Supplied text:
Tommy, smaller pieces helps a TON. The 5g experiment is fully dissolved after less than 24 hours. The smaller pieces dissolved MUCH faster. I'm very tempted to make me some plexipowder, now. I'm sure I can buy it in pellet or granular form, but I'd much rather stick with the free source and mash it up myself if it's not too much trouble.


----------



## beamer (Jan 2, 2007)

> _Originally posted by ozmandus_
> <br />I think I may have missed something... is this just plexi-glas being disolved in acetone?
> an interesting concept..



Chuck,

Yup! More accurately, it's acrylic that we're using. Polycarbonate won't work but looks a whole lot like acrylic. I have a place nearby that sells lots of surplus things and I can get my acrylic for about $3/lb - and that's a lot of plexi!


----------



## TBone (Jan 2, 2007)

Cool, I haven't found anywhere to get it other than purchasing at Lowe's.  But heck, I bought enough for $3.50 to last me a long time.  Thought about trying to ask for scraps there, but they also cut polycarbonate and I can't tell the difference in the scraps and they're pretty quick just sweeping everything together.


----------



## terrymiller (Jan 2, 2007)

I think that smashing it up will end up being more work than it is worth.  Plus if you add to much at one time you will have the same lump you started with.  This is the reason why I make a large container of the thick solution and transfer as necessary to my working container for the final thickness desired.


----------



## beamer (Jan 2, 2007)

I worried about that, too, Terry.

This morning, the 5g experiment was a bit thinner than the first stuff, so I added another 5g of plexi to this mix. Note that this is now being called the 10g experiment [] I busted up this new 5g of plexi into very small pieces - nothing bigger than 1/4" square and 1/8" thick. I decided to just hang onto the jar this time and keep it moving. It's been about 2 hours now, and I have only teeny little pebbles in there. Obviously, stirring speeds up dissolution. I'm impressed by just how much faster it dissolved.

Request 1: Duplicate the part of the forum thread on dissolving acrylic that opens with the words "Yup! More accurately, it's" and closes with "TBone (Jan 2, 2007)".

Element placement data:

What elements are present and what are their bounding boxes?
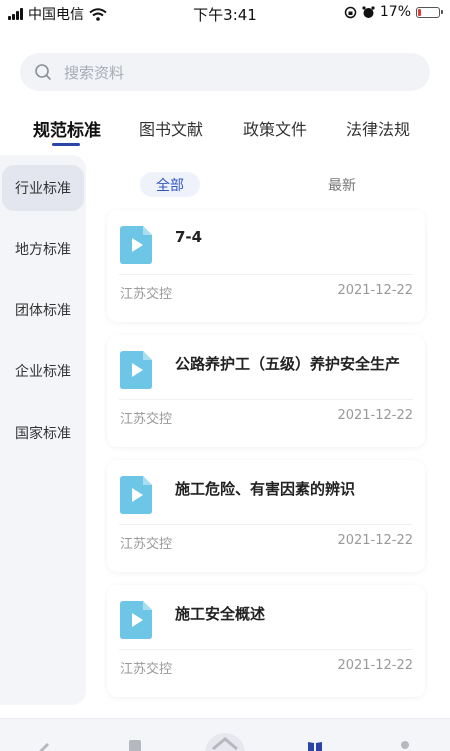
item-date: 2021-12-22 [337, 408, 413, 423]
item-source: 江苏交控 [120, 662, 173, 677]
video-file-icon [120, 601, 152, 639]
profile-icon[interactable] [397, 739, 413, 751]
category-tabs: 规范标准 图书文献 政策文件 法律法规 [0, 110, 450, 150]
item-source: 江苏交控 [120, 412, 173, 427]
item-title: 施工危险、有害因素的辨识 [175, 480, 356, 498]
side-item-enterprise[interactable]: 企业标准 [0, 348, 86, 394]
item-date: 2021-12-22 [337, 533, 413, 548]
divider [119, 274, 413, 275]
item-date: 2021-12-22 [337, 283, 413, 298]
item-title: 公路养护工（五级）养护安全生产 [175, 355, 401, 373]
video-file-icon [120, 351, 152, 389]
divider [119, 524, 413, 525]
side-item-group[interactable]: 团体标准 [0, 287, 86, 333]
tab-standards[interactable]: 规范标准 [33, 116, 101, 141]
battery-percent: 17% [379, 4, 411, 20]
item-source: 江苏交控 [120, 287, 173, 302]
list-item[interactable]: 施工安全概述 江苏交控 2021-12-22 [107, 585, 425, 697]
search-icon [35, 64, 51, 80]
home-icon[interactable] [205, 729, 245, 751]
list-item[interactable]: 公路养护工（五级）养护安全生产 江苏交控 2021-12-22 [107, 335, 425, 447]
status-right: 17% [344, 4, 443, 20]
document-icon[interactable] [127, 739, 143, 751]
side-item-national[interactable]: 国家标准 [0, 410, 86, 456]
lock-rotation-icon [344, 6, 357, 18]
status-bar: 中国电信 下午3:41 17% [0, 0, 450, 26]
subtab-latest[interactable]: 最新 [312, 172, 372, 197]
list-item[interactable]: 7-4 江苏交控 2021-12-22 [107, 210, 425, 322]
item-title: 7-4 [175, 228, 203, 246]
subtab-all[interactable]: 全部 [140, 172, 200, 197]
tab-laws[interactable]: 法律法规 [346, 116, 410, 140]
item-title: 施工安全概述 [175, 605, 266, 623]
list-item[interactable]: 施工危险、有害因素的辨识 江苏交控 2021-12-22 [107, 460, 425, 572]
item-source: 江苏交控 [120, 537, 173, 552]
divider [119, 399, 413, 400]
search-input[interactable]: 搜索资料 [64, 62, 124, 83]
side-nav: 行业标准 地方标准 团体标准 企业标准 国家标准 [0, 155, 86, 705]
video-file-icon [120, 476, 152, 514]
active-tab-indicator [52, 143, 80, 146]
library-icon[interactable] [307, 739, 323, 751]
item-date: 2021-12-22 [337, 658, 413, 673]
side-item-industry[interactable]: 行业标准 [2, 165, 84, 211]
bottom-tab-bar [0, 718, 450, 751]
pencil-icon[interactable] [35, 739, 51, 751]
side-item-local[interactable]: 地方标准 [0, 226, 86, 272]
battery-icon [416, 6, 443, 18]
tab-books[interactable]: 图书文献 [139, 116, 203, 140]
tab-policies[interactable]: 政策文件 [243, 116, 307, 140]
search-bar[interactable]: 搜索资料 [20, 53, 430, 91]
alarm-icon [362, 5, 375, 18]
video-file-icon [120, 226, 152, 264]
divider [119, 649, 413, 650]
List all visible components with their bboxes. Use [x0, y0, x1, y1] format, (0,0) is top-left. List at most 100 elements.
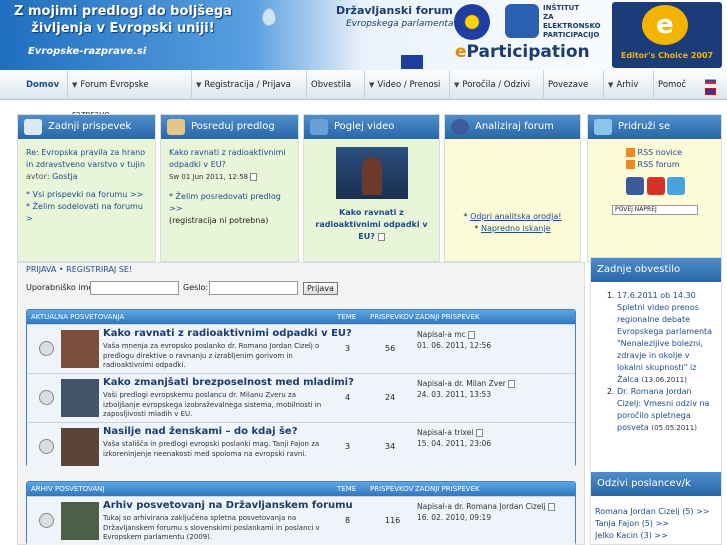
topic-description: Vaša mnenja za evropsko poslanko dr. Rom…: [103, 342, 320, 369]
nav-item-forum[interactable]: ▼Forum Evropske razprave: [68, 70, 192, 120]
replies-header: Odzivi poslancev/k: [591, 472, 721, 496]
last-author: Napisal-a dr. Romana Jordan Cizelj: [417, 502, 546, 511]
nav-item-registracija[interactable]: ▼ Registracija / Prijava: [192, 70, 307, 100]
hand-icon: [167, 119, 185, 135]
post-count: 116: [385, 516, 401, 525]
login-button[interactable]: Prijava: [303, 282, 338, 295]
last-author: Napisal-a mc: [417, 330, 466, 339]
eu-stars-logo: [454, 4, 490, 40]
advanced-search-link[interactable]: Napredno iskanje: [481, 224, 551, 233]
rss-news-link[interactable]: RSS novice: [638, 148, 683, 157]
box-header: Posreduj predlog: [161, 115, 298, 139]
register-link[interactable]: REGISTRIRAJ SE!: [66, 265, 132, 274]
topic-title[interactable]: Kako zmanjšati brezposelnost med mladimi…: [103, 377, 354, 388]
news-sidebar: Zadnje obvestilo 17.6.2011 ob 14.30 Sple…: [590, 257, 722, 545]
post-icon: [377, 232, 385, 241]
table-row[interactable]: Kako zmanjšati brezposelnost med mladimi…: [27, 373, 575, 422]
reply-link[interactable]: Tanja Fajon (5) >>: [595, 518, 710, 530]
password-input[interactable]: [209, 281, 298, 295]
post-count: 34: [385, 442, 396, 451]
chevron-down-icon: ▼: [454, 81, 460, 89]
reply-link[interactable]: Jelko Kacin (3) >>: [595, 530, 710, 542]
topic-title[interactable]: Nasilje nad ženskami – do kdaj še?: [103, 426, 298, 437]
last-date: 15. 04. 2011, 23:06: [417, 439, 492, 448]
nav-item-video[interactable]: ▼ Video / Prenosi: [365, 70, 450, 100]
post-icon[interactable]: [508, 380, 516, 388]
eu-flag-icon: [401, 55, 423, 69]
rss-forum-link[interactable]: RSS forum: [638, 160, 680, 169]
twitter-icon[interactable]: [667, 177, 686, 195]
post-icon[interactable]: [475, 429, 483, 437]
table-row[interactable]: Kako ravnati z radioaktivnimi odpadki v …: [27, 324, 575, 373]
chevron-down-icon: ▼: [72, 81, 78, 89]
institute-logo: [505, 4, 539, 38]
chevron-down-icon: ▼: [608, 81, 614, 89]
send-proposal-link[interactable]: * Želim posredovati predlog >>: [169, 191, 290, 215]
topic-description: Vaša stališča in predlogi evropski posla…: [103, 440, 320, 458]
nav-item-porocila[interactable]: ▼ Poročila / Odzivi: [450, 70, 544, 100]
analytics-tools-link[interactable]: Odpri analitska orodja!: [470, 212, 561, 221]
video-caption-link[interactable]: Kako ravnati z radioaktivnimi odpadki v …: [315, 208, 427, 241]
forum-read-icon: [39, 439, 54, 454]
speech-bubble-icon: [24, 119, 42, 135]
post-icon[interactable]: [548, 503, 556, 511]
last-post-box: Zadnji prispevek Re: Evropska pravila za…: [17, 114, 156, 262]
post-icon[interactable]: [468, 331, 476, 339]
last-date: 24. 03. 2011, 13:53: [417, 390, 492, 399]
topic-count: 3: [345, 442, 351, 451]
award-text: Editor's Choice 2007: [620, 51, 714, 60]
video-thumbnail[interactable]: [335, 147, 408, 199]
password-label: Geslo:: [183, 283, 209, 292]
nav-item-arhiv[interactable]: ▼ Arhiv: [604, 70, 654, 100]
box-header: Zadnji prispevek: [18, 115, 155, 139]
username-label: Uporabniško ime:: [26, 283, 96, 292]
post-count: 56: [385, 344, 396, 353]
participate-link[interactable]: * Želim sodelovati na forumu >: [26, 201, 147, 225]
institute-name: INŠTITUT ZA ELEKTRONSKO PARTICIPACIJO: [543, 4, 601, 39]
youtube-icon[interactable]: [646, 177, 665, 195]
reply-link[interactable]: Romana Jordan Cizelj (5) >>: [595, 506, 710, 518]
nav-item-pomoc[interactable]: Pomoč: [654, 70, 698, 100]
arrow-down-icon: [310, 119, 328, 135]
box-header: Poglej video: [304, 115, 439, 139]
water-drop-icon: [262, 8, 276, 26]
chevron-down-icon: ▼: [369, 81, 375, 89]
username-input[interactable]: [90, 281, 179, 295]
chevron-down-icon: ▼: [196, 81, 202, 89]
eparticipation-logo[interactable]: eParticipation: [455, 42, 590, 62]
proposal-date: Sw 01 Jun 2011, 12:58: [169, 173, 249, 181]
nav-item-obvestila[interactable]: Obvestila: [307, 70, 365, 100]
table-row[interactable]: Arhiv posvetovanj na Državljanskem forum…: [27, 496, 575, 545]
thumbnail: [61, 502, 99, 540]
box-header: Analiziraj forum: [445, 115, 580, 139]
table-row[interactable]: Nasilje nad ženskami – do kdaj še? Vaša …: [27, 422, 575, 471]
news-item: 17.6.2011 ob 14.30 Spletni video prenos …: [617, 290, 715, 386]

Request 2: Format as a JSON list of strings, one string per line, the part of the entries above that opens with the line containing "item-date: 2021-12-22 [337, 408, 413, 423]" and closes with the line containing "item-date: 2021-12-22 [337, 658, 413, 673]", omitting blank lines.

Solution 1:
Yup! More accurately, it's acrylic that we're using. Polycarbonate won't work but looks a whole lot like acrylic. I have a place nearby that sells lots of surplus things and I can get my acrylic for about $3/lb - and that's a lot of plexi!


----------



## TBone (Jan 2, 2007)

Solution 2:
[
  "item-date: 2021-12-22 [337, 408, 413, 423]",
  "item-source: 江苏交控 [120, 662, 173, 677]",
  "video-file-icon [120, 601, 152, 639]",
  "profile-icon[interactable] [397, 739, 413, 751]",
  "category-tabs: 规范标准 图书文献 政策文件 法律法规 [0, 110, 450, 150]",
  "item-source: 江苏交控 [120, 412, 173, 427]",
  "item-title: 施工危险、有害因素的辨识 [175, 480, 356, 498]",
  "side-item-enterprise[interactable]: 企业标准 [0, 348, 86, 394]",
  "item-date: 2021-12-22 [337, 533, 413, 548]",
  "divider [119, 274, 413, 275]",
  "item-date: 2021-12-22 [337, 283, 413, 298]",
  "item-title: 公路养护工（五级）养护安全生产 [175, 355, 401, 373]",
  "video-file-icon [120, 351, 152, 389]",
  "divider [119, 524, 413, 525]",
  "side-item-group[interactable]: 团体标准 [0, 287, 86, 333]",
  "tab-standards[interactable]: 规范标准 [33, 116, 101, 141]",
  "battery-percent: 17% [379, 4, 411, 20]",
  "item-source: 江苏交控 [120, 287, 173, 302]",
  "list-item[interactable]: 施工安全概述 江苏交控 2021-12-22 [107, 585, 425, 697]",
  "search-icon [35, 64, 51, 80]",
  "home-icon[interactable] [205, 729, 245, 751]",
  "list-item[interactable]: 公路养护工（五级）养护安全生产 江苏交控 2021-12-22 [107, 335, 425, 447]",
  "status-right: 17% [344, 4, 443, 20]",
  "document-icon[interactable] [127, 739, 143, 751]",
  "side-item-national[interactable]: 国家标准 [0, 410, 86, 456]",
  "lock-rotation-icon [344, 6, 357, 18]",
  "status-bar: 中国电信 下午3:41 17% [0, 0, 450, 26]",
  "subtab-latest[interactable]: 最新 [312, 172, 372, 197]",
  "list-item[interactable]: 7-4 江苏交控 2021-12-22 [107, 210, 425, 322]",
  "item-title: 7-4 [175, 228, 203, 246]",
  "subtab-all[interactable]: 全部 [140, 172, 200, 197]",
  "tab-laws[interactable]: 法律法规 [346, 116, 410, 140]",
  "item-title: 施工安全概述 [175, 605, 266, 623]",
  "list-item[interactable]: 施工危险、有害因素的辨识 江苏交控 2021-12-22 [107, 460, 425, 572]",
  "item-source: 江苏交控 [120, 537, 173, 552]",
  "divider [119, 399, 413, 400]",
  "search-input[interactable]: 搜索资料 [64, 62, 124, 83]",
  "side-nav: 行业标准 地方标准 团体标准 企业标准 国家标准 [0, 155, 86, 705]",
  "video-file-icon [120, 476, 152, 514]",
  "active-tab-indicator [52, 143, 80, 146]",
  "library-icon[interactable] [307, 739, 323, 751]",
  "item-date: 2021-12-22 [337, 658, 413, 673]"
]